*What the task asks*:
Set down the material below in full, matching it exactly.

[Extracted data entries]

────

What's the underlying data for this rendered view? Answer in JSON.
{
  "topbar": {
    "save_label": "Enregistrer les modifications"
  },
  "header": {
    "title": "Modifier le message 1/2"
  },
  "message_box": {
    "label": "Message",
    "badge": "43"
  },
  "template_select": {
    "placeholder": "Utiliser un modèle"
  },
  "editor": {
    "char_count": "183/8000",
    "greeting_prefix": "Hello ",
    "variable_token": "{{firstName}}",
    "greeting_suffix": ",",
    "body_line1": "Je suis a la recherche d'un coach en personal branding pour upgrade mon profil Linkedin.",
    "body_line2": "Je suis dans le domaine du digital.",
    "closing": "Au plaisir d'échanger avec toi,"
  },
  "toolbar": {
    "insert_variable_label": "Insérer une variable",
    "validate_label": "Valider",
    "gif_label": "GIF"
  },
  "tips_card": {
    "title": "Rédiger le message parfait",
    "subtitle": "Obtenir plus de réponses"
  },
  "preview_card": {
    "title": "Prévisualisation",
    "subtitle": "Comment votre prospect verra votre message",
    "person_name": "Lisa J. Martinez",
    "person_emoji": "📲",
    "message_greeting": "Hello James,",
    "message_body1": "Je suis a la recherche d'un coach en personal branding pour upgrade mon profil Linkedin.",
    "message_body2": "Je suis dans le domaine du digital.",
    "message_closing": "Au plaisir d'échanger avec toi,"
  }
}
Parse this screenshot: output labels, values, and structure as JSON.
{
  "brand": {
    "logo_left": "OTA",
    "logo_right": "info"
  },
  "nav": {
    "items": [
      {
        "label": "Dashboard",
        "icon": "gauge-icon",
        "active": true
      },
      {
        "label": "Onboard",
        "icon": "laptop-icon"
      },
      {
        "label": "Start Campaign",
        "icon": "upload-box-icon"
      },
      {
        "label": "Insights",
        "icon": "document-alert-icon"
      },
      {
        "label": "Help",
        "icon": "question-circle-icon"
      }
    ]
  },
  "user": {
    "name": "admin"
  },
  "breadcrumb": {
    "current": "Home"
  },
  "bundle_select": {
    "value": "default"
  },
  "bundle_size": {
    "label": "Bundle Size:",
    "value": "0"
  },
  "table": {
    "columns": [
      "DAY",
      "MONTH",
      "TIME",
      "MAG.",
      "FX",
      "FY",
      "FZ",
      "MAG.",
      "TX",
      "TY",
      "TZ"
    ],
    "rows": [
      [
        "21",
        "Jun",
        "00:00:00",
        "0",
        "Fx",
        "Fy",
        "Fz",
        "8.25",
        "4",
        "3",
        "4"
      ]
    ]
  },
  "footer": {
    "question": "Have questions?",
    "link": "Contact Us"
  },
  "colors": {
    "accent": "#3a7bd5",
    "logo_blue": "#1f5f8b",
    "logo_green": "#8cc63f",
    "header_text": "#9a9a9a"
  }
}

────

*Result*:
What's the underlying data for this rendered view? Answer in JSON.
{
  "topbar": {
    "save_label": "Enregistrer les modifications"
  },
  "header": {
    "title": "Modifier le message 1/2"
  },
  "message_box": {
    "label": "Message",
    "badge": "43"
  },
  "template_select": {
    "placeholder": "Utiliser un modèle"
  },
  "editor": {
    "char_count": "183/8000",
    "greeting_prefix": "Hello ",
    "variable_token": "{{firstName}}",
    "greeting_suffix": ",",
    "body_line1": "Je suis a la recherche d'un coach en personal branding pour upgrade mon profil Linkedin.",
    "body_line2": "Je suis dans le domaine du digital.",
    "closing": "Au plaisir d'échanger avec toi,"
  },
  "toolbar": {
    "insert_variable_label": "Insérer une variable",
    "validate_label": "Valider",
    "gif_label": "GIF"
  },
  "tips_card": {
    "title": "Rédiger le message parfait",
    "subtitle": "Obtenir plus de réponses"
  },
  "preview_card": {
    "title": "Prévisualisation",
    "subtitle": "Comment votre prospect verra votre message",
    "person_name": "Lisa J. Martinez",
    "person_emoji": "📲",
    "message_greeting": "Hello James,",
    "message_body1": "Je suis a la recherche d'un coach en personal branding pour upgrade mon profil Linkedin.",
    "message_body2": "Je suis dans le domaine du digital.",
    "message_closing": "Au plaisir d'échanger avec toi,"
  }
}
Parse this screenshot: output labels, values, and structure as JSON.
{
  "brand": {
    "logo_left": "OTA",
    "logo_right": "info"
  },
  "nav": {
    "items": [
      {
        "label": "Dashboard",
        "icon": "gauge-icon",
        "active": true
      },
      {
        "label": "Onboard",
        "icon": "laptop-icon"
      },
      {
        "label": "Start Campaign",
        "icon": "upload-box-icon"
      },
      {
        "label": "Insights",
        "icon": "document-alert-icon"
      },
      {
        "label": "Help",
        "icon": "question-circle-icon"
      }
    ]
  },
  "user": {
    "name": "admin"
  },
  "breadcrumb": {
    "current": "Home"
  },
  "bundle_select": {
    "value": "default"
  },
  "bundle_size": {
    "label": "Bundle Size:",
    "value": "0"
  },
  "table": {
    "columns": [
      "DAY",
      "MONTH",
      "TIME",
      "MAG.",
      "FX",
      "FY",
      "FZ",
      "MAG.",
      "TX",
      "TY",
      "TZ"
    ],
    "rows": [
      [
        "21",
        "Jun",
        "00:00:00",
        "0",
        "Fx",
        "Fy",
        "Fz",
        "8.25",
        "4",
        "3",
        "4"
      ]
    ]
  },
  "footer": {
    "question": "Have questions?",
    "link": "Contact Us"
  },
  "colors": {
    "accent": "#3a7bd5",
    "logo_blue": "#1f5f8b",
    "logo_green": "#8cc63f",
    "header_text": "#9a9a9a"
  }
}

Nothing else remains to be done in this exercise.